- _Required task_
Single out each line with the word "lieu" and copy it.

___ Records for this task

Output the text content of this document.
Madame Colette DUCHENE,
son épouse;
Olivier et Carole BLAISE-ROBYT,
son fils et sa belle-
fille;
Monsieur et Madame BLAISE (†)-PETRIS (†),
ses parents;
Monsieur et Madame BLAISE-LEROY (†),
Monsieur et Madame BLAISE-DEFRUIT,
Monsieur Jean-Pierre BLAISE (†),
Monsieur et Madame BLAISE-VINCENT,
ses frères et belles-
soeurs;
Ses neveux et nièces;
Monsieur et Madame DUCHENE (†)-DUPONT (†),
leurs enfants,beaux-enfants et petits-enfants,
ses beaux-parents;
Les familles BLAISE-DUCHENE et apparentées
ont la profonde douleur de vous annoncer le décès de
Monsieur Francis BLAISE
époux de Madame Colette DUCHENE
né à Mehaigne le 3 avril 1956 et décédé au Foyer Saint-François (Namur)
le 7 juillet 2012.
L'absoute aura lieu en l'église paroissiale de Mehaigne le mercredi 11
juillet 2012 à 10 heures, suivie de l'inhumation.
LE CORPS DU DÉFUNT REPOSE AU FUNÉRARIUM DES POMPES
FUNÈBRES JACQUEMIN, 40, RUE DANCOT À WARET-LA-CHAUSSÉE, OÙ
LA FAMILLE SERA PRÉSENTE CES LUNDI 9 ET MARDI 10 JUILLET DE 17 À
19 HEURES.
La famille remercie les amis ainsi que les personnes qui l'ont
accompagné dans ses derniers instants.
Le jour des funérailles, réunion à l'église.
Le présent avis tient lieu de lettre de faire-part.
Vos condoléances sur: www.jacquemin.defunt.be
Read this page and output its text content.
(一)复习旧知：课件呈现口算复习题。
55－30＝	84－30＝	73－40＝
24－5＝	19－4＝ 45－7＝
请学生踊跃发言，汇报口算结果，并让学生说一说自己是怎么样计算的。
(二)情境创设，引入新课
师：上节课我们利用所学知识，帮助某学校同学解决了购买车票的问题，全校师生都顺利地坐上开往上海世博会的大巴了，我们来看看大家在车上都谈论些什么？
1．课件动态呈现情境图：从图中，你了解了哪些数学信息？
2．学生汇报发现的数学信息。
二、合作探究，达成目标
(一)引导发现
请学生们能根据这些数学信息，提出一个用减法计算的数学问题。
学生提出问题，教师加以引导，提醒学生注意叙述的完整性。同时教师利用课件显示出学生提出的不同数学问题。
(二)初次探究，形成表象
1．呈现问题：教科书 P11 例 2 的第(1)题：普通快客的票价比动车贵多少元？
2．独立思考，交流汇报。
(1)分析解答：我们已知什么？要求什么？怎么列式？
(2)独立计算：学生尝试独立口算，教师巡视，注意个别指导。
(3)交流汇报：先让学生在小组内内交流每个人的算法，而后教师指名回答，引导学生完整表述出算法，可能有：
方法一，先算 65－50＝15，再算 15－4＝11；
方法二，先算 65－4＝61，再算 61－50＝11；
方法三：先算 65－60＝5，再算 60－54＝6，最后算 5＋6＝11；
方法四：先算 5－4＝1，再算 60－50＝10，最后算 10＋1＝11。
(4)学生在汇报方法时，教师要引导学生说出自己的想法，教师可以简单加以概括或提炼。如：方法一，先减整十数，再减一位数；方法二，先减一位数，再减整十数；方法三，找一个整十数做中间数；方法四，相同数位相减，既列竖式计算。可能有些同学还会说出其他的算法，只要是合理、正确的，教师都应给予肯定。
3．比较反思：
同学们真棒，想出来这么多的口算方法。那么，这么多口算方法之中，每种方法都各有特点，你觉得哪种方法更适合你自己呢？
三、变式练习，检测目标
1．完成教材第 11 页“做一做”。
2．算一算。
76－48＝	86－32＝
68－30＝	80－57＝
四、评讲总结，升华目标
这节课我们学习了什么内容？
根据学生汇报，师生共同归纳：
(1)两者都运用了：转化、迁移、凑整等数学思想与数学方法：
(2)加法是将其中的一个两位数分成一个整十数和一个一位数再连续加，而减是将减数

______

- _Solved problem_
L'absoute aura lieu en l'église paroissiale de Mehaigne le mercredi 11
Le présent avis tient lieu de lettre de faire-part.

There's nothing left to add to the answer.